Extract the lines that hold the string "Clean".
** Start of RECORDS FOR THE TASK **
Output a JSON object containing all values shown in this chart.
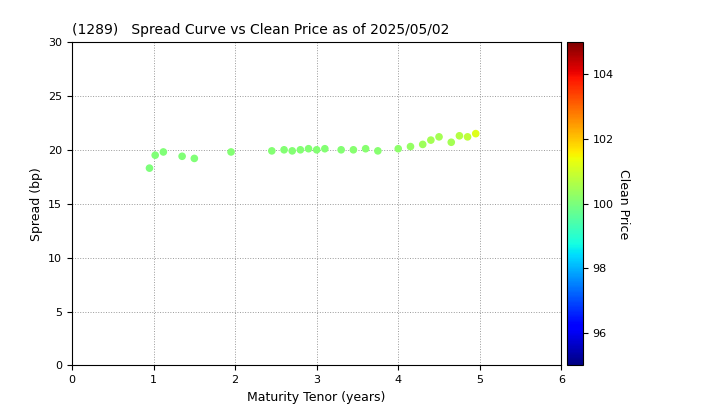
{
  "title": "(1289)   Spread Curve vs Clean Price as of 2025/05/02",
  "xlabel": "Maturity Tenor (years)",
  "ylabel": "Spread (bp)",
  "colorbar_label": "Clean Price",
  "xlim": [
    0,
    6
  ],
  "ylim": [
    0,
    30
  ],
  "xticks": [
    0,
    1,
    2,
    3,
    4,
    5,
    6
  ],
  "yticks": [
    0,
    5,
    10,
    15,
    20,
    25,
    30
  ],
  "cbar_min": 95,
  "cbar_max": 105,
  "cbar_ticks": [
    96,
    98,
    100,
    102,
    104
  ],
  "points": [
    {
      "tenor": 0.95,
      "spread": 18.3,
      "price": 100.0
    },
    {
      "tenor": 1.02,
      "spread": 19.5,
      "price": 100.05
    },
    {
      "tenor": 1.12,
      "spread": 19.8,
      "price": 100.05
    },
    {
      "tenor": 1.35,
      "spread": 19.4,
      "price": 100.05
    },
    {
      "tenor": 1.5,
      "spread": 19.2,
      "price": 100.05
    },
    {
      "tenor": 1.95,
      "spread": 19.8,
      "price": 100.1
    },
    {
      "tenor": 2.45,
      "spread": 19.9,
      "price": 100.1
    },
    {
      "tenor": 2.6,
      "spread": 20.0,
      "price": 100.1
    },
    {
      "tenor": 2.7,
      "spread": 19.9,
      "price": 100.1
    },
    {
      "tenor": 2.8,
      "spread": 20.0,
      "price": 100.1
    },
    {
      "tenor": 2.9,
      "spread": 20.1,
      "price": 100.1
    },
    {
      "tenor": 3.0,
      "spread": 20.0,
      "price": 100.1
    },
    {
      "tenor": 3.1,
      "spread": 20.1,
      "price": 100.1
    },
    {
      "tenor": 3.3,
      "spread": 20.0,
      "price": 100.1
    },
    {
      "tenor": 3.45,
      "spread": 20.0,
      "price": 100.15
    },
    {
      "tenor": 3.6,
      "spread": 20.1,
      "price": 100.15
    },
    {
      "tenor": 3.75,
      "spread": 19.9,
      "price": 100.15
    },
    {
      "tenor": 4.0,
      "spread": 20.1,
      "price": 100.2
    },
    {
      "tenor": 4.15,
      "spread": 20.3,
      "price": 100.3
    },
    {
      "tenor": 4.3,
      "spread": 20.5,
      "price": 100.4
    },
    {
      "tenor": 4.4,
      "spread": 20.9,
      "price": 100.5
    },
    {
      "tenor": 4.5,
      "spread": 21.2,
      "price": 100.5
    },
    {
      "tenor": 4.65,
      "spread": 20.7,
      "price": 100.5
    },
    {
      "tenor": 4.75,
      "spread": 21.3,
      "price": 100.7
    },
    {
      "tenor": 4.85,
      "spread": 21.2,
      "price": 100.8
    },
    {
      "tenor": 4.95,
      "spread": 21.5,
      "price": 101.2
    }
  ]
}
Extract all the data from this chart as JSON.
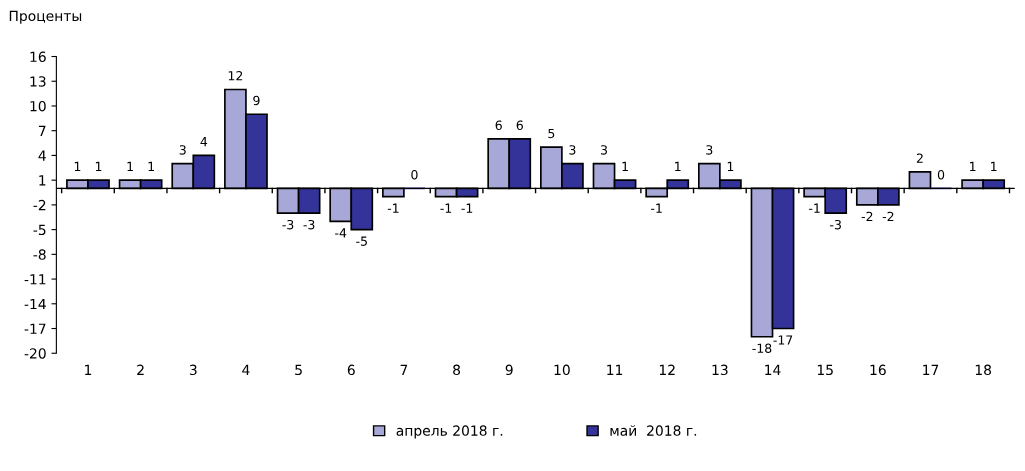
** End of RECORDS FOR THE TASK **
■ RESPONSE FOR THIS EXERCISE:
  "title": "(1289)   Spread Curve vs Clean Price as of 2025/05/02",
  "colorbar_label": "Clean Price",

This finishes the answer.